WORK TO DO: Reproduce all the lines below exactly and omit the images.

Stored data
----------------

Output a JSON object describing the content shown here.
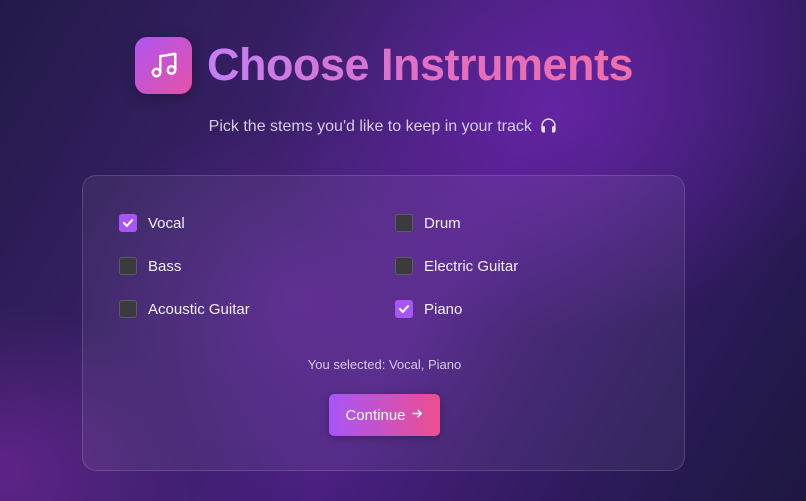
{
  "header": {
    "title": "Choose Instruments",
    "subtitle": "Pick the stems you'd like to keep in your track",
    "logo_icon": "music-note-icon",
    "subtitle_icon": "headphones-icon"
  },
  "options": [
    {
      "label": "Vocal",
      "checked": true
    },
    {
      "label": "Drum",
      "checked": false
    },
    {
      "label": "Bass",
      "checked": false
    },
    {
      "label": "Electric Guitar",
      "checked": false
    },
    {
      "label": "Acoustic Guitar",
      "checked": false
    },
    {
      "label": "Piano",
      "checked": true
    }
  ],
  "summary": "You selected: Vocal, Piano",
  "continue_button": {
    "label": "Continue",
    "icon": "arrow-right-icon"
  },
  "colors": {
    "accent": "#a855f7",
    "accent_end": "#ec4f8f",
    "title_start": "#c47ef5",
    "title_end": "#ef6fa8"
  }
}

----------------

EXERCISE SOLUTION:
Output a JSON object describing the content shown here.
{
  "header": {
    "title": "Choose Instruments",
    "subtitle": "Pick the stems you'd like to keep in your track",
    "logo_icon": "music-note-icon",
    "subtitle_icon": "headphones-icon"
  },
  "options": [
    {
      "label": "Vocal",
      "checked": true
    },
    {
      "label": "Drum",
      "checked": false
    },
    {
      "label": "Bass",
      "checked": false
    },
    {
      "label": "Electric Guitar",
      "checked": false
    },
    {
      "label": "Acoustic Guitar",
      "checked": false
    },
    {
      "label": "Piano",
      "checked": true
    }
  ],
  "summary": "You selected: Vocal, Piano",
  "continue_button": {
    "label": "Continue",
    "icon": "arrow-right-icon"
  },
  "colors": {
    "accent": "#a855f7",
    "accent_end": "#ec4f8f",
    "title_start": "#c47ef5",
    "title_end": "#ef6fa8"
  }
}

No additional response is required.